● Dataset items
============================================================

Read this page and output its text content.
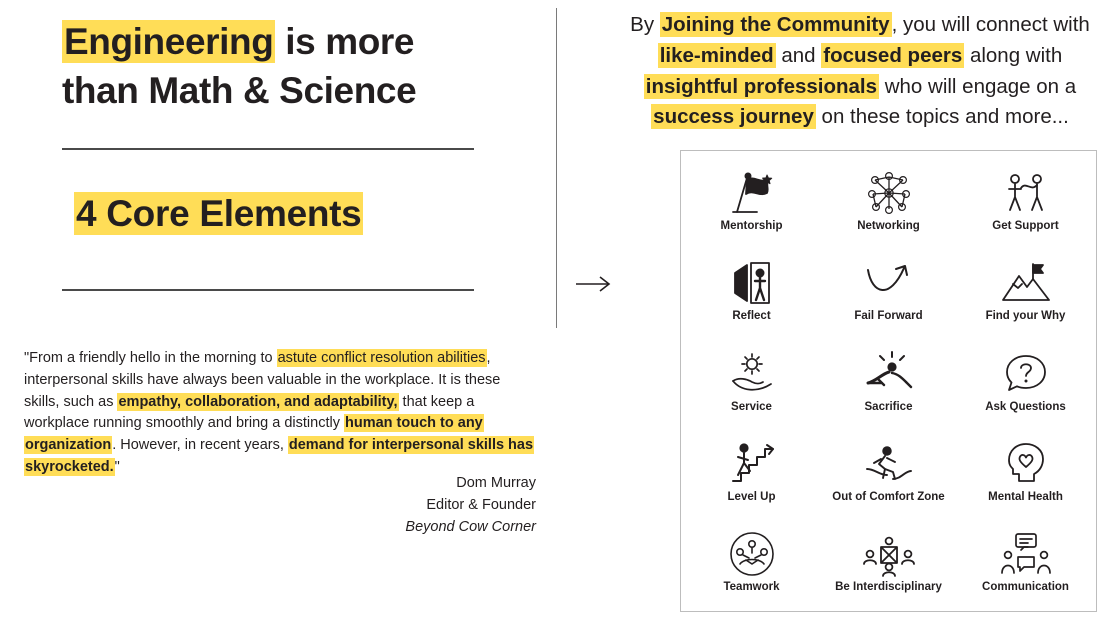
Engineering is more
than Math & Science
4 Core Elements
"From a friendly hello in the morning to astute conflict resolution abilities, interpersonal skills have always been valuable in the workplace. It is these skills, such as empathy, collaboration, and adaptability, that keep a workplace running smoothly and bring a distinctly human touch to any organization. However, in recent years, demand for interpersonal skills has skyrocketed."
Dom Murray
Editor & Founder
Beyond Cow Corner
By Joining the Community, you will connect with like-minded and focused peers along with insightful professionals who will engage on a success journey on these topics and more...
Mentorship	Networking	Get Support
Reflect	Fail Forward	Find your Why
Service	Sacrifice	Ask Questions
Level Up	Out of Comfort Zone	Mental Health
Teamwork	Be Interdisciplinary	Communication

============================================================

Repeat the records above exactly, leaving out any pictures they contain.

Read this page and output its text content.
Engineering is more
than Math & Science
4 Core Elements
"From a friendly hello in the morning to astute conflict resolution abilities, interpersonal skills have always been valuable in the workplace. It is these skills, such as empathy, collaboration, and adaptability, that keep a workplace running smoothly and bring a distinctly human touch to any organization. However, in recent years, demand for interpersonal skills has skyrocketed."
Dom Murray
Editor & Founder
Beyond Cow Corner
By Joining the Community, you will connect with like-minded and focused peers along with insightful professionals who will engage on a success journey on these topics and more...
Mentorship	Networking	Get Support
Reflect	Fail Forward	Find your Why
Service	Sacrifice	Ask Questions
Level Up	Out of Comfort Zone	Mental Health
Teamwork	Be Interdisciplinary	Communication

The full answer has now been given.